Element box annotations:
** START **
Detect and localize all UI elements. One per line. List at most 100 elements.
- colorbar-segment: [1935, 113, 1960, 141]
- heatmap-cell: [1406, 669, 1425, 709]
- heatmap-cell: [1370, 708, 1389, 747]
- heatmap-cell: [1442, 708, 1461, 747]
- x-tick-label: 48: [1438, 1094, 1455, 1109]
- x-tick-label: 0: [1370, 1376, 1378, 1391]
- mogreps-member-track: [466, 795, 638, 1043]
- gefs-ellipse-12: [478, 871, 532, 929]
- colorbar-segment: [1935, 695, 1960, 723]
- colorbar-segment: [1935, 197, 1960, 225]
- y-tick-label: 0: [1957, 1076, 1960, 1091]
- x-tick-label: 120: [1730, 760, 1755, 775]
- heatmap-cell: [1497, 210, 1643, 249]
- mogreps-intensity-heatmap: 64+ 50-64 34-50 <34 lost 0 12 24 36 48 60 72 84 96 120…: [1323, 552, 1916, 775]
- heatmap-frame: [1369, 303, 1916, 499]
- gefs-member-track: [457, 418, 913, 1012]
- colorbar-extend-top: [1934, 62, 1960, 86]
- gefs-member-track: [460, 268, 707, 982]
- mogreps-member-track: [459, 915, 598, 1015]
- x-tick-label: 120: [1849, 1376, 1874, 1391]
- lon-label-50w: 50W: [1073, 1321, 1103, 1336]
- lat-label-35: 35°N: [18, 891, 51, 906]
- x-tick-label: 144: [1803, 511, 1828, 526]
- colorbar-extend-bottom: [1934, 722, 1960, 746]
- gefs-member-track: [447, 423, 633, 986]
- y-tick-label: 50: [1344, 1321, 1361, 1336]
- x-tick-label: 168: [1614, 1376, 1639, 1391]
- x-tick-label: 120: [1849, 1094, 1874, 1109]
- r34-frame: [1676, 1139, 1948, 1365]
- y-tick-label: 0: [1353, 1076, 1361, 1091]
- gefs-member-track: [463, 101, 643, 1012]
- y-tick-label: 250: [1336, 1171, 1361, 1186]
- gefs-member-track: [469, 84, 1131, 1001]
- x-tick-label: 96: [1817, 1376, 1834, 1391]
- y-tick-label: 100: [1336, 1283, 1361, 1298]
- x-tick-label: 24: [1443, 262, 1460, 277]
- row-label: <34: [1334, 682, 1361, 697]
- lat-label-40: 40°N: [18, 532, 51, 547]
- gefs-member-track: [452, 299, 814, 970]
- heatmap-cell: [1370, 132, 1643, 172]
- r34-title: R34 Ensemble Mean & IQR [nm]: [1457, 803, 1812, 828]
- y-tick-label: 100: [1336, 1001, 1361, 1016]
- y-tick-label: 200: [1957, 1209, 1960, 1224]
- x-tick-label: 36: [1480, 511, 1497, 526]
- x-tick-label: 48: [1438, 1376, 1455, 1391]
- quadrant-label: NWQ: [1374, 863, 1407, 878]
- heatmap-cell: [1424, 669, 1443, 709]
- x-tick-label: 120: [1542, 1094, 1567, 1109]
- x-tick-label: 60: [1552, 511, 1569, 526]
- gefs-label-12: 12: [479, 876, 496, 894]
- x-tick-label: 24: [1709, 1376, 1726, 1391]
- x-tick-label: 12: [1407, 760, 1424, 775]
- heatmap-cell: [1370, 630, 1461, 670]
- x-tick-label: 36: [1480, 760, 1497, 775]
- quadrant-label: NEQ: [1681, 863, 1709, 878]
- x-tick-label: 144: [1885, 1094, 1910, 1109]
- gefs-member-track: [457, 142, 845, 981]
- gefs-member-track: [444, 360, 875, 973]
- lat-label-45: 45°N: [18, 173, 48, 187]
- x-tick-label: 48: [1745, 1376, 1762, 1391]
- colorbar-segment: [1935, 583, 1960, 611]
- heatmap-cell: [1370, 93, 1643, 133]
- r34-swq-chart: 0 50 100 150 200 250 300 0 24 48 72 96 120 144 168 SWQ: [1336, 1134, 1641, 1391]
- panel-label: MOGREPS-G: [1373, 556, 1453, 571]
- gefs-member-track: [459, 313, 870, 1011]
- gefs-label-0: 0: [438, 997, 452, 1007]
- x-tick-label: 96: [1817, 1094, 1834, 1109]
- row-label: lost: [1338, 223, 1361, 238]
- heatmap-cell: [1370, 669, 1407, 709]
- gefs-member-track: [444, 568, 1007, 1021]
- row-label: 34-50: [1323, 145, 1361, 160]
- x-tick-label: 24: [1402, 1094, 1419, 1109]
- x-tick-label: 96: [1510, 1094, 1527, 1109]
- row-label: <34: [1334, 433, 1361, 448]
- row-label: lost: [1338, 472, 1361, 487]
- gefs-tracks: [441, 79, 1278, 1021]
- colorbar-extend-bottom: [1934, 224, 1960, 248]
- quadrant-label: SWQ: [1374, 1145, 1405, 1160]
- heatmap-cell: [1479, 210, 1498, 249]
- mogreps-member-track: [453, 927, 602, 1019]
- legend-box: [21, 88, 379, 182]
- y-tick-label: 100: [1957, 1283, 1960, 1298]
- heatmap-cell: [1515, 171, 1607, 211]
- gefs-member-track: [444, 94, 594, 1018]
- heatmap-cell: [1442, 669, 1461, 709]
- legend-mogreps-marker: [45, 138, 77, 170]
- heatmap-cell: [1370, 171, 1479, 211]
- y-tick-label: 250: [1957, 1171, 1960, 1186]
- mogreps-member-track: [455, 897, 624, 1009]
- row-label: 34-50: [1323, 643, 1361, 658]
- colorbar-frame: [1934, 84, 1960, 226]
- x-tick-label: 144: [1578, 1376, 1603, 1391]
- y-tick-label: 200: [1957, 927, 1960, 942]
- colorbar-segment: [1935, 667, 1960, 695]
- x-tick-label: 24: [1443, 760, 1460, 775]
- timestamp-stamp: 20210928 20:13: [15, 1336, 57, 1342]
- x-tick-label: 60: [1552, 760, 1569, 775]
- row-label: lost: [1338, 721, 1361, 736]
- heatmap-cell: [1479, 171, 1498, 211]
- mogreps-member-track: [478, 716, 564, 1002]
** END **
### What this task involves:
Copy the lines of the data verbatim, from the start of the data through the line containing "- colorbar-segment: [1935, 695, 1960, 723]", including that line.

### Output of the task:
Detect and localize all UI elements. One per line. List at most 100 elements.
- colorbar-segment: [1935, 113, 1960, 141]
- heatmap-cell: [1406, 669, 1425, 709]
- heatmap-cell: [1370, 708, 1389, 747]
- heatmap-cell: [1442, 708, 1461, 747]
- x-tick-label: 48: [1438, 1094, 1455, 1109]
- x-tick-label: 0: [1370, 1376, 1378, 1391]
- mogreps-member-track: [466, 795, 638, 1043]
- gefs-ellipse-12: [478, 871, 532, 929]
- colorbar-segment: [1935, 695, 1960, 723]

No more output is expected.